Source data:
** start **

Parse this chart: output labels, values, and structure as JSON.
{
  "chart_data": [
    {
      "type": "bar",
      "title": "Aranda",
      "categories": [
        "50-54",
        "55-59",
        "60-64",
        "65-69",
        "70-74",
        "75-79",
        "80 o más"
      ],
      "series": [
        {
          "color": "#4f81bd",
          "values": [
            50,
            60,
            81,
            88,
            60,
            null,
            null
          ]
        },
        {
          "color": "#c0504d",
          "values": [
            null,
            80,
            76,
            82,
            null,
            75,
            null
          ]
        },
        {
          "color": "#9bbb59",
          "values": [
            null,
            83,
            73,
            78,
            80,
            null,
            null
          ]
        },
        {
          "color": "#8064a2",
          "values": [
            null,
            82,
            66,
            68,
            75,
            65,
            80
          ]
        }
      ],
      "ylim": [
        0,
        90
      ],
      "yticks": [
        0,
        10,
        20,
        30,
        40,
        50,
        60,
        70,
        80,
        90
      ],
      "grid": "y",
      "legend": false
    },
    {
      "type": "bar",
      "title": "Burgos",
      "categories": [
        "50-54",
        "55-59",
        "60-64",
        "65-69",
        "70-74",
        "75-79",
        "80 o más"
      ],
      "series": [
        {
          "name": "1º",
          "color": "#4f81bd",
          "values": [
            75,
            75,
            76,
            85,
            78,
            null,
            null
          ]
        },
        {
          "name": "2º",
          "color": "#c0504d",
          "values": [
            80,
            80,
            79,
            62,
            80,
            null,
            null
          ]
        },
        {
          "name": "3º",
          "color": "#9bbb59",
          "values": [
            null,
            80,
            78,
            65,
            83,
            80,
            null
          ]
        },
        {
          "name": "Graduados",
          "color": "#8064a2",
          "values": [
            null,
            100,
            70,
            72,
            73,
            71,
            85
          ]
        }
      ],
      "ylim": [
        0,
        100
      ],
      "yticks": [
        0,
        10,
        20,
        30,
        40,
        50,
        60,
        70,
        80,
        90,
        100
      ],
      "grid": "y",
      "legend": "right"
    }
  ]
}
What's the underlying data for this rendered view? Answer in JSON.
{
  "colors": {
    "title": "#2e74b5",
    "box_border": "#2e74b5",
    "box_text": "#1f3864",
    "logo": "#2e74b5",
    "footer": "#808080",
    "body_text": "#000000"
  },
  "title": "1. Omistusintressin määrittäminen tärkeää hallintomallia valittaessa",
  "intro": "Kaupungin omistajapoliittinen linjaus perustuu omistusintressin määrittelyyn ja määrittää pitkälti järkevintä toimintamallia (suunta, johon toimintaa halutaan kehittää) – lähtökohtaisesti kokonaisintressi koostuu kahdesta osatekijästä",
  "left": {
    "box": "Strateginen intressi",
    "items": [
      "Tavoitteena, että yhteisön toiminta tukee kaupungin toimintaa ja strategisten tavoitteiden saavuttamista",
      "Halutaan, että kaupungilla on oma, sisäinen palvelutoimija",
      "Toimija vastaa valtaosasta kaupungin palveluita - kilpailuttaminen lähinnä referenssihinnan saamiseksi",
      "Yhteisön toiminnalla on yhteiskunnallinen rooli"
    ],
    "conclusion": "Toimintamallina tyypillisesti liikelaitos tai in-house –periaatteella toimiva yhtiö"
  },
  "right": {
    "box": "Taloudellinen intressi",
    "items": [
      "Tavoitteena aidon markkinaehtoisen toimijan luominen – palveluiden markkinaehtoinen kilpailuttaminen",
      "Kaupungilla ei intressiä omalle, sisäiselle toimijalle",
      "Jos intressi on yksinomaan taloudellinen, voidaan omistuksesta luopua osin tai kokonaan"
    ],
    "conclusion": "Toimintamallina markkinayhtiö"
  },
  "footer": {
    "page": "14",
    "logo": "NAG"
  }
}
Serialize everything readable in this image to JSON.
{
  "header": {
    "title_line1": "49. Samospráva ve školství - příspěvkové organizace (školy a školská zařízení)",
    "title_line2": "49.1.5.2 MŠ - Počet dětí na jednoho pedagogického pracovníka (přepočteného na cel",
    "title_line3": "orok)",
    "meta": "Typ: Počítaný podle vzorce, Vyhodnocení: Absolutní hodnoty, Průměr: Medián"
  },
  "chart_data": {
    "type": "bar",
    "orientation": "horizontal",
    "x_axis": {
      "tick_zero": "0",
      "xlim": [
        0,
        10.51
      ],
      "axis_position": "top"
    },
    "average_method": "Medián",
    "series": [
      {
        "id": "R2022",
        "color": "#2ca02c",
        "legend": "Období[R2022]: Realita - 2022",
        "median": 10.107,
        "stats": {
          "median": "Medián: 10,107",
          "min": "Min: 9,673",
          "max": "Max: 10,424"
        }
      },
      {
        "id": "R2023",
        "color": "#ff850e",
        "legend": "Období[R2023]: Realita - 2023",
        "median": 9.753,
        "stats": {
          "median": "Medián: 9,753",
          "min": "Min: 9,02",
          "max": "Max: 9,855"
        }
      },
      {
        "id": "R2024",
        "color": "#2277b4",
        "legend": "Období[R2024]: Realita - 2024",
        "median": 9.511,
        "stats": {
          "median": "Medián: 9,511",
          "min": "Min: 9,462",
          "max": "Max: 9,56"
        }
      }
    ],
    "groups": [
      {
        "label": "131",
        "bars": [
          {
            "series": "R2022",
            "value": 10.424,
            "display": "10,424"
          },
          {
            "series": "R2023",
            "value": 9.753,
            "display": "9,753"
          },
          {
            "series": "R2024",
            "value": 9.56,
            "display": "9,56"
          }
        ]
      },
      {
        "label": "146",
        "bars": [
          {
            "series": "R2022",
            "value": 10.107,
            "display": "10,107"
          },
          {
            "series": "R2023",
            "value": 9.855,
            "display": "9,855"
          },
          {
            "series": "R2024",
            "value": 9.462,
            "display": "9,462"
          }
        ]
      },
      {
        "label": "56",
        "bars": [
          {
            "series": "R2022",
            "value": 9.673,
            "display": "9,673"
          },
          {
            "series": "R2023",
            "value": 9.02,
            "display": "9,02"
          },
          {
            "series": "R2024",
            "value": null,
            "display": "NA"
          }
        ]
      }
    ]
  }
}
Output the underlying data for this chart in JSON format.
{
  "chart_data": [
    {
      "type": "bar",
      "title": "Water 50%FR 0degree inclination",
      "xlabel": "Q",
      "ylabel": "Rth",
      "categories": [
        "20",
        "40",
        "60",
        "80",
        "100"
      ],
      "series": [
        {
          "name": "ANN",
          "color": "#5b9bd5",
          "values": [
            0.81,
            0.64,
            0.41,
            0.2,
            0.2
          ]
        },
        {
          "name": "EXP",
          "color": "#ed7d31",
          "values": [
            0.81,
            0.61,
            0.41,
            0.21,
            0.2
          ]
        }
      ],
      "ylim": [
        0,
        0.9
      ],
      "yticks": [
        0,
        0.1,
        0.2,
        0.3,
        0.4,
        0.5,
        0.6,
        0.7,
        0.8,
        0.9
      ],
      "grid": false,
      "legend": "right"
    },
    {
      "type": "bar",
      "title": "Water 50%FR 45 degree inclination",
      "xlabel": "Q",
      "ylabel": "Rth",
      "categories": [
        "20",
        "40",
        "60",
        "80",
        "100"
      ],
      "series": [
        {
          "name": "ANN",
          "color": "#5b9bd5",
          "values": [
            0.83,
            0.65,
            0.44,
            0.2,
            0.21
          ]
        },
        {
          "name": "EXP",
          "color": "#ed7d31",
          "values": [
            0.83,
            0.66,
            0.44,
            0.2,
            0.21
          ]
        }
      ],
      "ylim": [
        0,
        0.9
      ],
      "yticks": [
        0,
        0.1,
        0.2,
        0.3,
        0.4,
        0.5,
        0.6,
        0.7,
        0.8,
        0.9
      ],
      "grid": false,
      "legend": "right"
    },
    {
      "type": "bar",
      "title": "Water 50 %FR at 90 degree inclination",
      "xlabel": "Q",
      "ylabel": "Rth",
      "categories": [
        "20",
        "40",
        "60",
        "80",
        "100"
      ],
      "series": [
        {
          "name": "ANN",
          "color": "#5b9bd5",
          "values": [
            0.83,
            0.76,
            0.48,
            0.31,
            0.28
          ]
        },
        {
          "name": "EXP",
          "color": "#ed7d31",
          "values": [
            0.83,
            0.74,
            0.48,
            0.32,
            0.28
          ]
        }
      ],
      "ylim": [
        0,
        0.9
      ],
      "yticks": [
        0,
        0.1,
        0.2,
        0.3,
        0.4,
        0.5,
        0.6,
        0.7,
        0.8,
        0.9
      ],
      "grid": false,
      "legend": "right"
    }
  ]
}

** end **

DIRECTIONS FOR THIS TASK: Only a number is wanted: how many lines of the material above hold "kilpailuttaminen"?

EXPECTED OUTPUT: 2